**Recorded information:**
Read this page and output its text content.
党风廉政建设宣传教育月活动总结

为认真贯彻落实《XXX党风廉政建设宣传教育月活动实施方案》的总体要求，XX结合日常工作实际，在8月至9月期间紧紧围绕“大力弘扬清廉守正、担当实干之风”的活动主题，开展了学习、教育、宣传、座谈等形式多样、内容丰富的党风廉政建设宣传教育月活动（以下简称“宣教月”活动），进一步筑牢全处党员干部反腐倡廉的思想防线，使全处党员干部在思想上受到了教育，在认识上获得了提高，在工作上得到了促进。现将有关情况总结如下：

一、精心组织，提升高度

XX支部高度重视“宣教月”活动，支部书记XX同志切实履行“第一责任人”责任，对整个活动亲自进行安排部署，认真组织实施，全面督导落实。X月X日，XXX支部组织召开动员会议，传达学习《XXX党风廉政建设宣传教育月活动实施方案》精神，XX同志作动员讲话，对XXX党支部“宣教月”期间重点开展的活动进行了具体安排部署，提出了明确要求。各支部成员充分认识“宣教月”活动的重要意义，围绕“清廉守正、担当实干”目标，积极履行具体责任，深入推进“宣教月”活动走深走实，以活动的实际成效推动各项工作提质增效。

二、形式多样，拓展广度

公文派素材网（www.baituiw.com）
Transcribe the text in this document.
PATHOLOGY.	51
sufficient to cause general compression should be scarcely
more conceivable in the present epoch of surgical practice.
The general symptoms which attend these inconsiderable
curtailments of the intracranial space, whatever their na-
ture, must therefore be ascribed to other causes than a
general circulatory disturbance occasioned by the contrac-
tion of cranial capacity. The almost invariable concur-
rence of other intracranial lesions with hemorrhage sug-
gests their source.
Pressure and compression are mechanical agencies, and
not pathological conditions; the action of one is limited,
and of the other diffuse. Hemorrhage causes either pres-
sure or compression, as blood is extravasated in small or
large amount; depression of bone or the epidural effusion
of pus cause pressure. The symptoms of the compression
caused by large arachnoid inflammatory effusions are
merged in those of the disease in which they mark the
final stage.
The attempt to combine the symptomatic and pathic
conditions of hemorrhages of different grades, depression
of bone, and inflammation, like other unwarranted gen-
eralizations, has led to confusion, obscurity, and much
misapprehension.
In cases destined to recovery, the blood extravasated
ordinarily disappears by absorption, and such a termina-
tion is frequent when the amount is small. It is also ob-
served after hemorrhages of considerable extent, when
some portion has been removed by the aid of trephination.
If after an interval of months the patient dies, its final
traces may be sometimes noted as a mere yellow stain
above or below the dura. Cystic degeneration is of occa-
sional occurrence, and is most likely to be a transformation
==
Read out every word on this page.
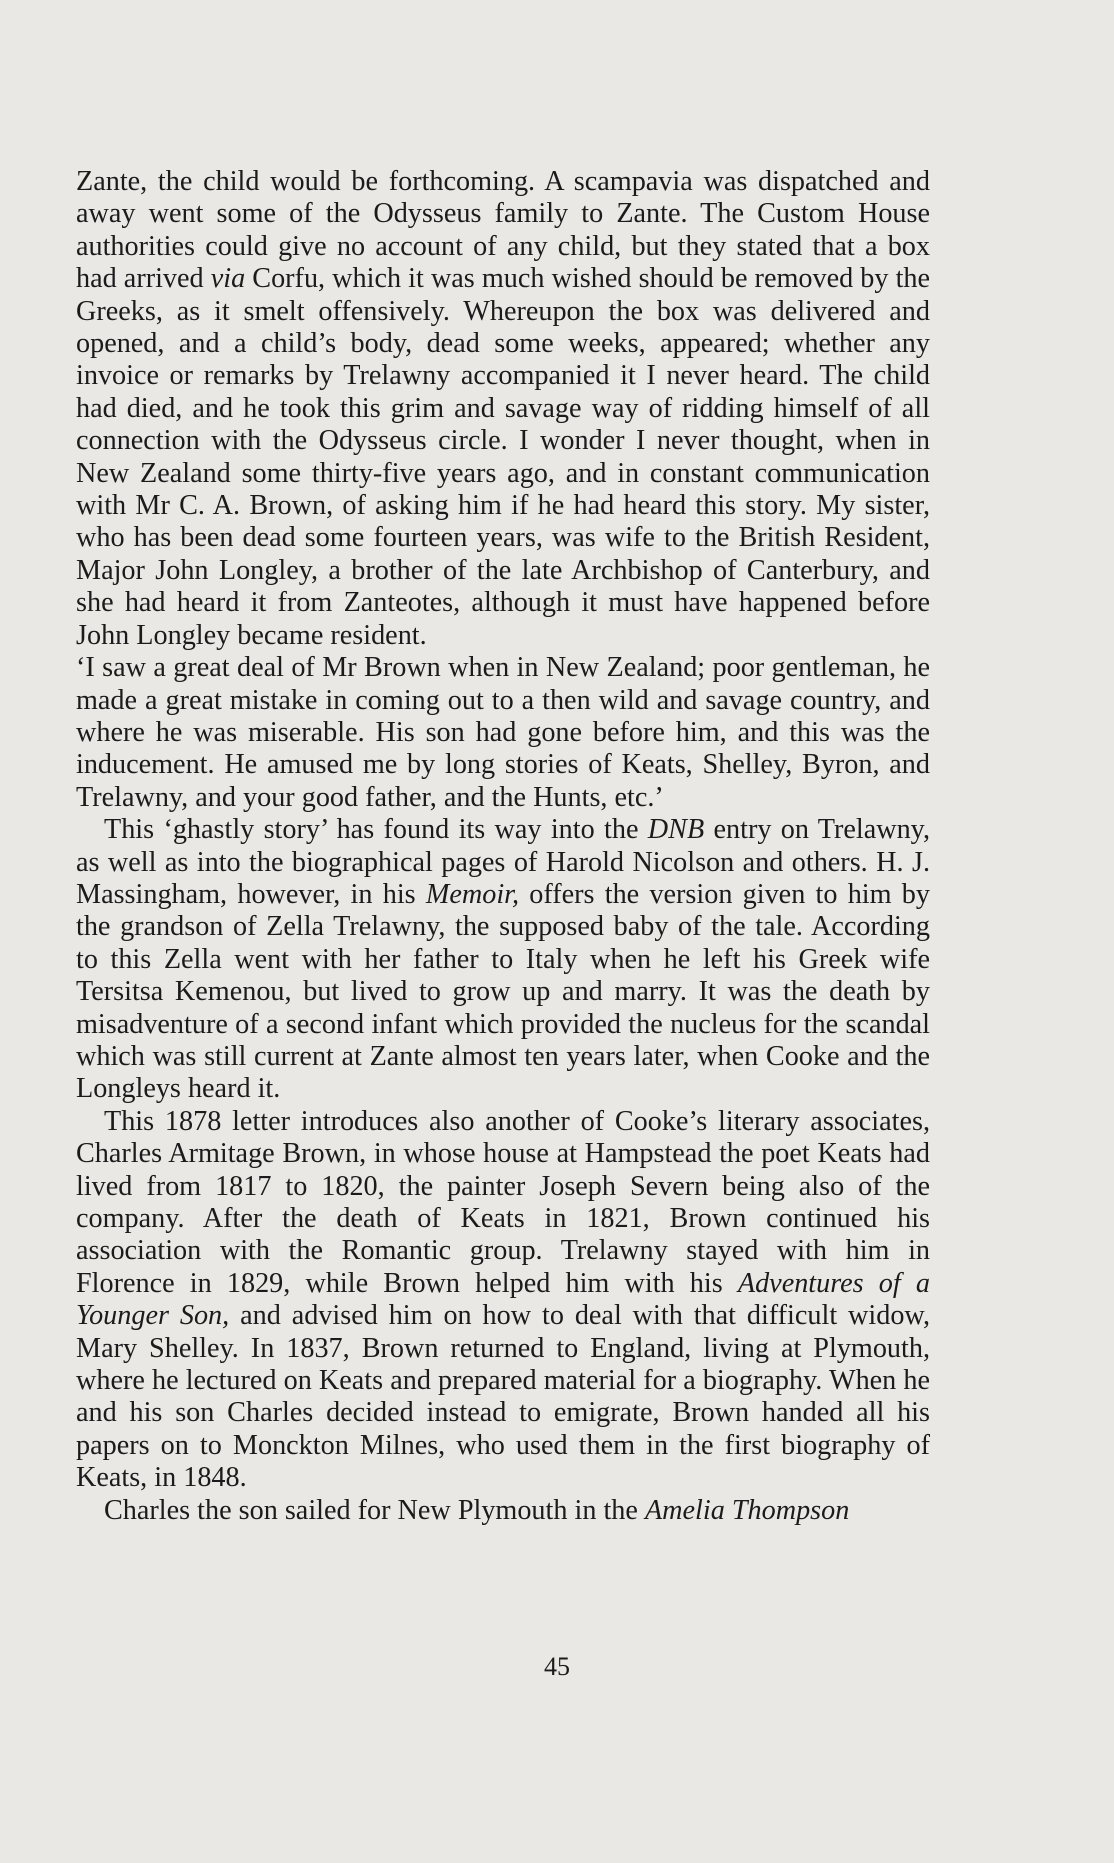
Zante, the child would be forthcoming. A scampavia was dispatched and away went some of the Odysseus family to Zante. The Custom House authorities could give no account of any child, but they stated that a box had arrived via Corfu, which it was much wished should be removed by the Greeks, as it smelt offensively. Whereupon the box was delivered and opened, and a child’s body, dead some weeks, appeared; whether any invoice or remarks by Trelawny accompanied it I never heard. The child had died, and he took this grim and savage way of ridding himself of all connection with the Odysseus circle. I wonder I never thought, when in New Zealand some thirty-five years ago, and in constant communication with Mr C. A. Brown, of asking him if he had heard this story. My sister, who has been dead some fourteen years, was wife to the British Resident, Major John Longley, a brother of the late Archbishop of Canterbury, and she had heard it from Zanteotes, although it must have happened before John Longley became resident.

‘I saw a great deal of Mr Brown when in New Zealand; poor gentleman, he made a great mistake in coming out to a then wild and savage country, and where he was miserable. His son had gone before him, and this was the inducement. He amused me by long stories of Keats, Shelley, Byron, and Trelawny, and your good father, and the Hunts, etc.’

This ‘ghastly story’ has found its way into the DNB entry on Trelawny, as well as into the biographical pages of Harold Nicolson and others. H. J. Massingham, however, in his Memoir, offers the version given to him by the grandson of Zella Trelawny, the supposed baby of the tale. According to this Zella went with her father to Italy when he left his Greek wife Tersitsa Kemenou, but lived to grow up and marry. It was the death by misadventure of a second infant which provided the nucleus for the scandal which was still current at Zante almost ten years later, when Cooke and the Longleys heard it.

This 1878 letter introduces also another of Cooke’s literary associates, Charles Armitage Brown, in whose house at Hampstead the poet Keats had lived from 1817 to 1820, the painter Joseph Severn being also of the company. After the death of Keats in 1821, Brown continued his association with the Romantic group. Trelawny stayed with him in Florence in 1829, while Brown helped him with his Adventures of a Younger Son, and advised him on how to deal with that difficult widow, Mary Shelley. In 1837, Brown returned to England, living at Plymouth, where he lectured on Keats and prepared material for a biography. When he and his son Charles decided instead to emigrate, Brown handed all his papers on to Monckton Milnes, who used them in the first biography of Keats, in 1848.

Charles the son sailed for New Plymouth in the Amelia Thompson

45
==
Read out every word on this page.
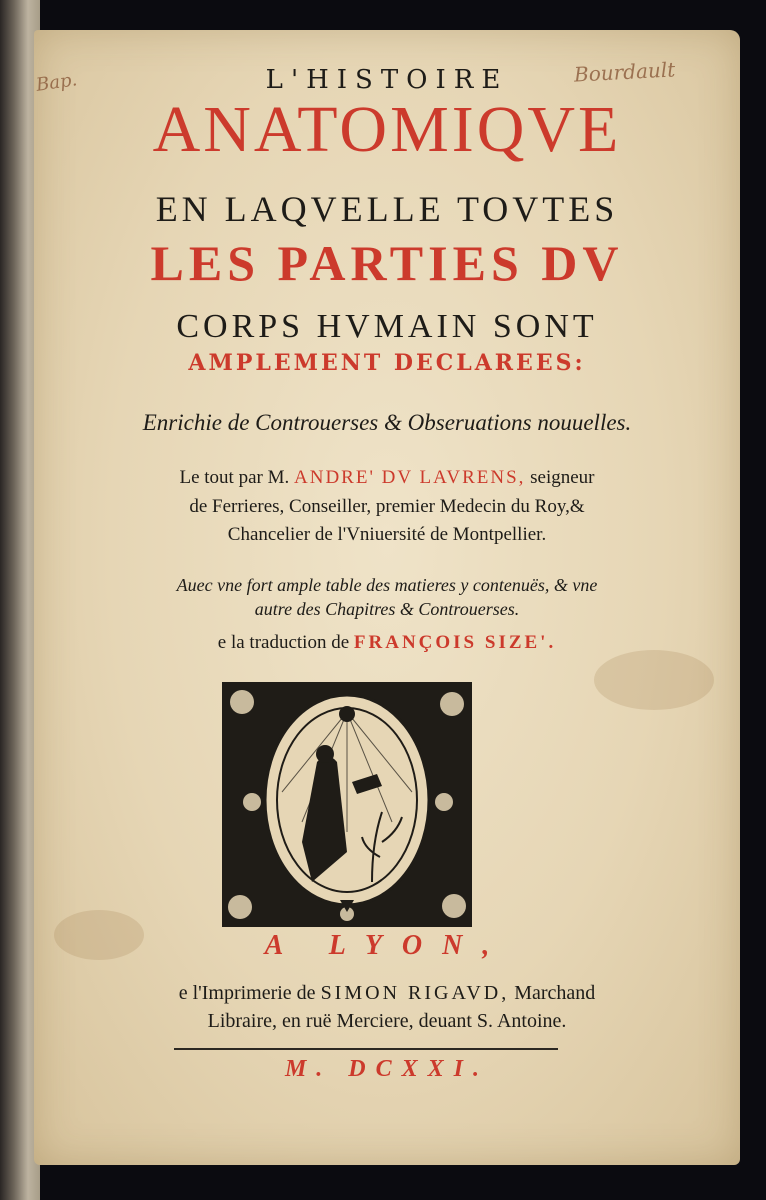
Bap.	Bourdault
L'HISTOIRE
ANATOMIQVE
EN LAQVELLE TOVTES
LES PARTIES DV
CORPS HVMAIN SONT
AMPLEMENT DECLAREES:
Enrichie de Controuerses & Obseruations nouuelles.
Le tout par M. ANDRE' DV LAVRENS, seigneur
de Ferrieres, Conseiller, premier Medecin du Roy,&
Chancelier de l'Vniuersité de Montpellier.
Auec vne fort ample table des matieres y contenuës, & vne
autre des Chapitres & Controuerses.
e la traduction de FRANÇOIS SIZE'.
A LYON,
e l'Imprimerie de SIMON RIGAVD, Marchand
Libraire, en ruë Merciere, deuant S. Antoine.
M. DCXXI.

**Directions for this task:**
Check each line of the records for "extravasated" and copy the ones that contain it.

**Correct answer:**
sure or compression, as blood is extravasated in small or
In cases destined to recovery, the blood extravasated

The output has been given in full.